En las esculturas modernas la cabeza del hombre suele aparecer disminuida. Es una técnica devaluadora que se corresponde con la reducción del sujeto propugnada por un gran sector de la filosofía. No se esfuma, sino que «se torna tan pequeño que puede reconocerse en su propia experiencia» (Vattimo). Conviene no aspirar a la grandeza, porque no podemos fiarnos de nada, ni siquiera de la realidad. El conjunto de los seres está sujeto a sospecha. He de desconfiar hasta de mi propia voz porque, como dice Lacan, el hombre cree hablar, pero «es hablado». El sujeto está constituido por el lenguaje y no al contrario. Lacan es un brillantísimo pensador ingenioso, que se llamaba a sí mismo el Góngora de la psiquiatría. Su obra es un muestrario de todas las artes, trucos, habilidades y trampas de la retórica. La ironía de Roger Clamant, en su obra Les matinées structuralistes, acierta en la diana: «A sus anchas en el preciosismo y la galantería, Lacan se caracteriza por un pesimismo secreto en cuanto a la trascendencia de su mensaje: si se solaza en el hermetismo, es en la medida en que está persuadido de que sus descubrimientos pertenecen a lo frágil» (Clamant, 1970). El mismo Lacan ha escrito: «Gustosamente agregaríamos, a las enseñanzas de la lingüística, la retórica, la dialéctica; en el sentido retórico que ese término adquiere en las “categorías” aristotélicas, la gramática y, como pináculo supremo de la estética, la poética que incluiría la técnica, relegada a la sombra, del dicho ingenioso» (Lacan, 1966). El humor que hace tan atractiva su obra, devalúa su contenido, porque, como dice uno de sus comentadores, «en su pluma los juegos retóricos nos alejan de la naturaleza y dan cuenta, por su proliferación, de lo arbitrario del significante» (Fages, 1973).

REGISTROS DADOS:
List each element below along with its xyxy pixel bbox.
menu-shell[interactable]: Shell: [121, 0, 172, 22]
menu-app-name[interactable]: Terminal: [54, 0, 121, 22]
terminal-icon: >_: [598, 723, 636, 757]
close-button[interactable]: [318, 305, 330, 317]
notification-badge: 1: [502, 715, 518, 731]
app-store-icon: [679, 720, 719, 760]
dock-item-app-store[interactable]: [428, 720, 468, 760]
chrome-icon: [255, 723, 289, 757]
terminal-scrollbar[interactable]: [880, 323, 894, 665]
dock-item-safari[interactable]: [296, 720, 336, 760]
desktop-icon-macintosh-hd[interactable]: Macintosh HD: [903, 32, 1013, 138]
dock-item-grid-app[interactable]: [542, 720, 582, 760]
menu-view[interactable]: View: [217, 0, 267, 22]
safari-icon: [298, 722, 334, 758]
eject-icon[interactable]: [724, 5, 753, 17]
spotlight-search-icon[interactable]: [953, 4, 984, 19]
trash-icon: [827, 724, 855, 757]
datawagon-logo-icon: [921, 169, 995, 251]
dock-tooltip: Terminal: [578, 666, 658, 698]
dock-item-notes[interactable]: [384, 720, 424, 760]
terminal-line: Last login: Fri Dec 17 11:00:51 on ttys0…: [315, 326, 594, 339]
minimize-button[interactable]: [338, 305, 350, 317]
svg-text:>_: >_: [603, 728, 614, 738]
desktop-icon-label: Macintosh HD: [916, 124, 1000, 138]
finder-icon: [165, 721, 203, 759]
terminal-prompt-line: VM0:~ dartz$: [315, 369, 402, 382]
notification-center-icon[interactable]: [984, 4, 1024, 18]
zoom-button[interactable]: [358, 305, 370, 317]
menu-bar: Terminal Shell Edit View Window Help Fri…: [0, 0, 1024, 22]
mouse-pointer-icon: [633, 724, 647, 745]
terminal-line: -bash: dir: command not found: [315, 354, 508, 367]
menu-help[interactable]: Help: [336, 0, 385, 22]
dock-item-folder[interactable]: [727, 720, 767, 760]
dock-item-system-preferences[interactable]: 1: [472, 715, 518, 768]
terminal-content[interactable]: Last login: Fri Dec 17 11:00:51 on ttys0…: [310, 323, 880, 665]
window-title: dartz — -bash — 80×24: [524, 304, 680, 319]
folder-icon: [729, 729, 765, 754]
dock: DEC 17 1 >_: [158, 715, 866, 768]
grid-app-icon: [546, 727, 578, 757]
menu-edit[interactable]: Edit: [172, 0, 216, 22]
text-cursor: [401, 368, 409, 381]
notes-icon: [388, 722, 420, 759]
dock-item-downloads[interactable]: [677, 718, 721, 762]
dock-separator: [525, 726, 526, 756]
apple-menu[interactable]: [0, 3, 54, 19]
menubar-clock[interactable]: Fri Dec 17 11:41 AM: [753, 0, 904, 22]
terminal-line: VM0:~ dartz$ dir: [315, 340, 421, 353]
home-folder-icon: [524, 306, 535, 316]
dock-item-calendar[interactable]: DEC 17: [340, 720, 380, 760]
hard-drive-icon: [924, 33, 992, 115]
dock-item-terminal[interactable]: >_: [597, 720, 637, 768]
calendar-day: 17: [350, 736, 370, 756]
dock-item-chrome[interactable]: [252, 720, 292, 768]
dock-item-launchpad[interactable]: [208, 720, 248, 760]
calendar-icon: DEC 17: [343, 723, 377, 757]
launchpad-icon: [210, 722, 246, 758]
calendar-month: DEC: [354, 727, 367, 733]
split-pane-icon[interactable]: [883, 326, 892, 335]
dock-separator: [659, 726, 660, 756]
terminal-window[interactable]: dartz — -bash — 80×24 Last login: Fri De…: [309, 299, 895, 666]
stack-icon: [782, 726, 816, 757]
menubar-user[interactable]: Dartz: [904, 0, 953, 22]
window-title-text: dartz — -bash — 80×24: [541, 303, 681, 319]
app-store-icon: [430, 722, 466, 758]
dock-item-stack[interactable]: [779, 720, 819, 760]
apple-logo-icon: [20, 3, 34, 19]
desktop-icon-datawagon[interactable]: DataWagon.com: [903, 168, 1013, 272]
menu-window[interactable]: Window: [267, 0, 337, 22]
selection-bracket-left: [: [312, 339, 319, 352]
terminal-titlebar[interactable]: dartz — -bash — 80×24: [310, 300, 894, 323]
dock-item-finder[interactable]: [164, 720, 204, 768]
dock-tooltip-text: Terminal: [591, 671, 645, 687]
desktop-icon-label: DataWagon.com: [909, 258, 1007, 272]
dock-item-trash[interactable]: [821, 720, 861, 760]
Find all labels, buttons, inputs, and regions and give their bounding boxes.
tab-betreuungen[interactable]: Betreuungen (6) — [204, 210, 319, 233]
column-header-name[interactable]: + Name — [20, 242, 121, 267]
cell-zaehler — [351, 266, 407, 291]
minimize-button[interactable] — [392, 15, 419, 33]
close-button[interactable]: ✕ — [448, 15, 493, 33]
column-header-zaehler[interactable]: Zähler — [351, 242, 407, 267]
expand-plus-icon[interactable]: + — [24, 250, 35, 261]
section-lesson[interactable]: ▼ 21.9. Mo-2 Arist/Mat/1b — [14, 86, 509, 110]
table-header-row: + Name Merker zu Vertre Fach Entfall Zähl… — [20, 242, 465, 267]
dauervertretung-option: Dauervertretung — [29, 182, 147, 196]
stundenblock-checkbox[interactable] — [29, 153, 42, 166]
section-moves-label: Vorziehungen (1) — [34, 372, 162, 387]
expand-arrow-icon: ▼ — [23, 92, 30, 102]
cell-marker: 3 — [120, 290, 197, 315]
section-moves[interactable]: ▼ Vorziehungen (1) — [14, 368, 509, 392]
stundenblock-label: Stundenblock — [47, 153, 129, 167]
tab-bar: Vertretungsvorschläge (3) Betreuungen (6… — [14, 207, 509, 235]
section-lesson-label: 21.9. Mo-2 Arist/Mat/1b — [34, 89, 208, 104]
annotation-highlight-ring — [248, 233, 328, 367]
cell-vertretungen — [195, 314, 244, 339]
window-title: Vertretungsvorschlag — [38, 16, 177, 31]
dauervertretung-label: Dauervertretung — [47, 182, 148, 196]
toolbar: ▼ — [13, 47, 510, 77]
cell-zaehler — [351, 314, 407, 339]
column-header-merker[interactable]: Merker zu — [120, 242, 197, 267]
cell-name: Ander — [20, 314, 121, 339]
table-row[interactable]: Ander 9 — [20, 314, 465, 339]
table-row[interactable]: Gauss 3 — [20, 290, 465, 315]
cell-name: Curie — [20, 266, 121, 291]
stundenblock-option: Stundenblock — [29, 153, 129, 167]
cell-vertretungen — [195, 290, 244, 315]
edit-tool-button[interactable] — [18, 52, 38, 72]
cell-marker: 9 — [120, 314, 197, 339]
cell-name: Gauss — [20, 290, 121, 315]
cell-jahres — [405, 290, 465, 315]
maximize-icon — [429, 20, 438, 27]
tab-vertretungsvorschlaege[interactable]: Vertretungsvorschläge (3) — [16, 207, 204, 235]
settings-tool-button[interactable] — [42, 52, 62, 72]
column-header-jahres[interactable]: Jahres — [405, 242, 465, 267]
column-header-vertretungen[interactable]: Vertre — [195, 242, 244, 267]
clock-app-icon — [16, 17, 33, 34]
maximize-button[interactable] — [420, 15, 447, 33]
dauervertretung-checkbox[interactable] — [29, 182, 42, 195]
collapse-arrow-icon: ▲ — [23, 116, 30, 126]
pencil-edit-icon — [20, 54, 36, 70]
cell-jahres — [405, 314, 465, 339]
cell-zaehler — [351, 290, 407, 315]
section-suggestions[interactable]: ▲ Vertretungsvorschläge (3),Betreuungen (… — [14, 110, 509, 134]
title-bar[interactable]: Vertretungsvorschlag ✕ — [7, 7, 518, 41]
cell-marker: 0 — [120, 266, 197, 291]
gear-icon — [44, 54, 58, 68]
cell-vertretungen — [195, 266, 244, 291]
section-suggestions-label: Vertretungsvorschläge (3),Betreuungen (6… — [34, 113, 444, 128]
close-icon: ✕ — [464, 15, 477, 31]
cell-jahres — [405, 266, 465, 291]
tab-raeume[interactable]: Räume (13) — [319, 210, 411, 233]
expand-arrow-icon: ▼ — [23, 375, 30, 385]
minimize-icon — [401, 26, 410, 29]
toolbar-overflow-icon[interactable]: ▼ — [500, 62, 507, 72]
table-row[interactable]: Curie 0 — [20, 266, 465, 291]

PROBLEMA PROPUESTO: Según el texto sobre la reducción del sujeto, ¿cómo se llamaba Lacan a sí mismo? Los registros provienen de una fuente distinta a la del texto.

RESPUESTA FINAL: El Góngora de la psiquiatría.